Directions: In the listing that follows, count every line with the word "value" in it and write only the total.

[Data entries for graphics]
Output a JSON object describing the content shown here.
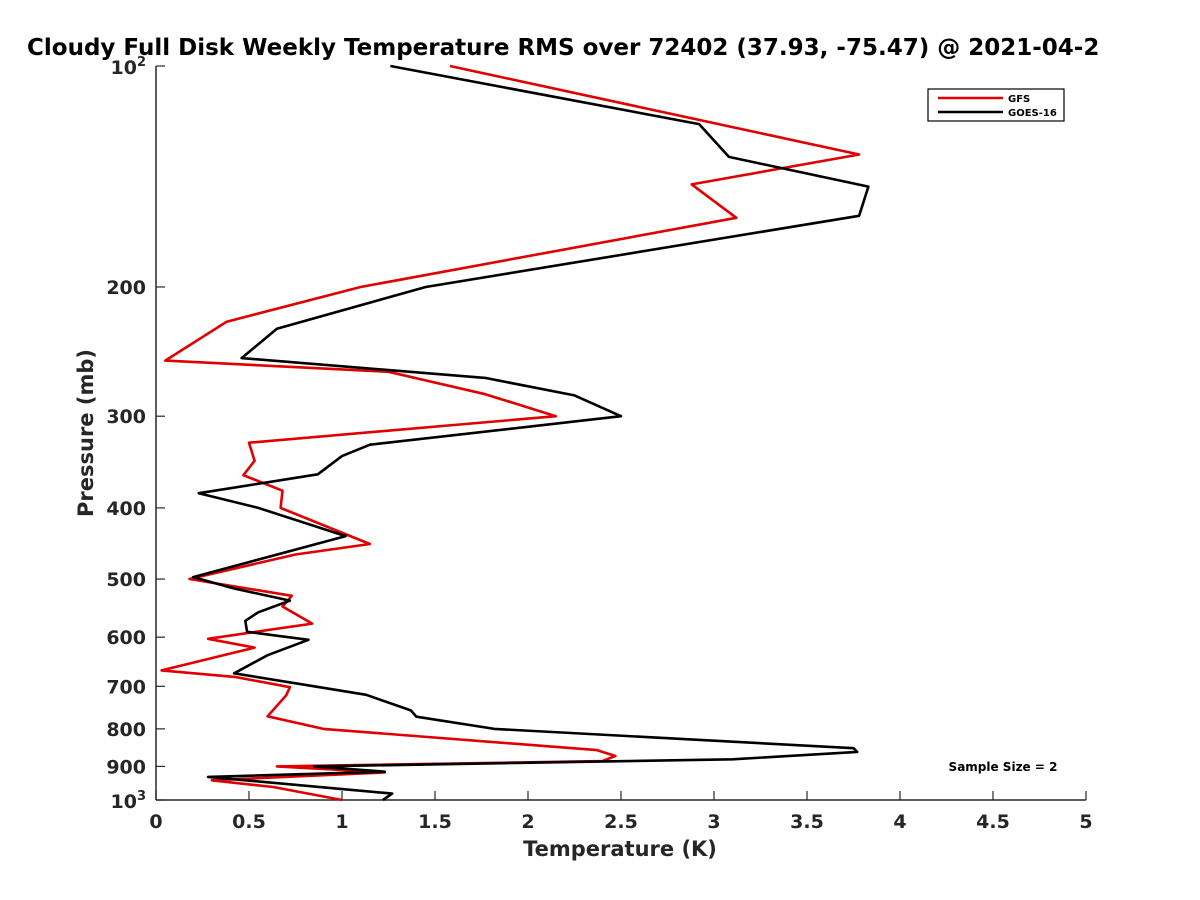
{
  "chart_data": {
    "type": "line",
    "title": "Cloudy Full Disk Weekly Temperature RMS over 72402 (37.93, -75.47) @ 2021-04-2",
    "xlabel": "Temperature (K)",
    "ylabel": "Pressure (mb)",
    "xlim": [
      0,
      5
    ],
    "ylim": [
      1000,
      100
    ],
    "yscale": "log",
    "x_ticks": [
      "0",
      "0.5",
      "1",
      "1.5",
      "2",
      "2.5",
      "3",
      "3.5",
      "4",
      "4.5",
      "5"
    ],
    "y_ticks": [
      {
        "value": 100,
        "base": "10",
        "exp": "2"
      },
      {
        "value": 200,
        "label": "200"
      },
      {
        "value": 300,
        "label": "300"
      },
      {
        "value": 400,
        "label": "400"
      },
      {
        "value": 500,
        "label": "500"
      },
      {
        "value": 600,
        "label": "600"
      },
      {
        "value": 700,
        "label": "700"
      },
      {
        "value": 800,
        "label": "800"
      },
      {
        "value": 900,
        "label": "900"
      },
      {
        "value": 1000,
        "base": "10",
        "exp": "3"
      }
    ],
    "legend_position": "top-right",
    "annotation": "Sample Size = 2",
    "series": [
      {
        "name": "GFS",
        "color": "#e00000",
        "points": [
          {
            "x": 1.58,
            "p": 100
          },
          {
            "x": 3.78,
            "p": 132
          },
          {
            "x": 2.88,
            "p": 145
          },
          {
            "x": 3.12,
            "p": 161
          },
          {
            "x": 1.1,
            "p": 200
          },
          {
            "x": 0.38,
            "p": 223
          },
          {
            "x": 0.05,
            "p": 252
          },
          {
            "x": 1.25,
            "p": 261
          },
          {
            "x": 1.77,
            "p": 280
          },
          {
            "x": 2.15,
            "p": 300
          },
          {
            "x": 0.5,
            "p": 326
          },
          {
            "x": 0.53,
            "p": 345
          },
          {
            "x": 0.47,
            "p": 361
          },
          {
            "x": 0.68,
            "p": 379
          },
          {
            "x": 0.67,
            "p": 400
          },
          {
            "x": 1.15,
            "p": 448
          },
          {
            "x": 0.75,
            "p": 463
          },
          {
            "x": 0.18,
            "p": 500
          },
          {
            "x": 0.73,
            "p": 527
          },
          {
            "x": 0.68,
            "p": 545
          },
          {
            "x": 0.84,
            "p": 575
          },
          {
            "x": 0.28,
            "p": 603
          },
          {
            "x": 0.53,
            "p": 620
          },
          {
            "x": 0.03,
            "p": 666
          },
          {
            "x": 0.43,
            "p": 680
          },
          {
            "x": 0.72,
            "p": 702
          },
          {
            "x": 0.7,
            "p": 720
          },
          {
            "x": 0.6,
            "p": 769
          },
          {
            "x": 0.9,
            "p": 800
          },
          {
            "x": 2.37,
            "p": 855
          },
          {
            "x": 2.47,
            "p": 871
          },
          {
            "x": 2.4,
            "p": 885
          },
          {
            "x": 0.65,
            "p": 900
          },
          {
            "x": 1.23,
            "p": 917
          },
          {
            "x": 0.3,
            "p": 940
          },
          {
            "x": 0.63,
            "p": 960
          },
          {
            "x": 1.0,
            "p": 1000
          }
        ]
      },
      {
        "name": "GOES-16",
        "color": "#000000",
        "points": [
          {
            "x": 1.26,
            "p": 100
          },
          {
            "x": 2.92,
            "p": 120
          },
          {
            "x": 3.08,
            "p": 133
          },
          {
            "x": 3.83,
            "p": 146
          },
          {
            "x": 3.78,
            "p": 160
          },
          {
            "x": 1.45,
            "p": 200
          },
          {
            "x": 0.65,
            "p": 228
          },
          {
            "x": 0.46,
            "p": 250
          },
          {
            "x": 1.77,
            "p": 266
          },
          {
            "x": 2.25,
            "p": 281
          },
          {
            "x": 2.5,
            "p": 300
          },
          {
            "x": 1.15,
            "p": 328
          },
          {
            "x": 1.0,
            "p": 340
          },
          {
            "x": 0.87,
            "p": 360
          },
          {
            "x": 0.23,
            "p": 382
          },
          {
            "x": 0.55,
            "p": 400
          },
          {
            "x": 1.02,
            "p": 437
          },
          {
            "x": 0.2,
            "p": 497
          },
          {
            "x": 0.42,
            "p": 515
          },
          {
            "x": 0.72,
            "p": 535
          },
          {
            "x": 0.55,
            "p": 555
          },
          {
            "x": 0.48,
            "p": 570
          },
          {
            "x": 0.49,
            "p": 590
          },
          {
            "x": 0.82,
            "p": 605
          },
          {
            "x": 0.6,
            "p": 635
          },
          {
            "x": 0.42,
            "p": 672
          },
          {
            "x": 0.85,
            "p": 700
          },
          {
            "x": 1.13,
            "p": 719
          },
          {
            "x": 1.37,
            "p": 755
          },
          {
            "x": 1.4,
            "p": 770
          },
          {
            "x": 1.82,
            "p": 800
          },
          {
            "x": 3.75,
            "p": 850
          },
          {
            "x": 3.77,
            "p": 860
          },
          {
            "x": 3.1,
            "p": 880
          },
          {
            "x": 0.85,
            "p": 900
          },
          {
            "x": 1.23,
            "p": 915
          },
          {
            "x": 0.28,
            "p": 930
          },
          {
            "x": 1.27,
            "p": 980
          },
          {
            "x": 1.22,
            "p": 1000
          }
        ]
      }
    ]
  }
}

Answer to this problem: 10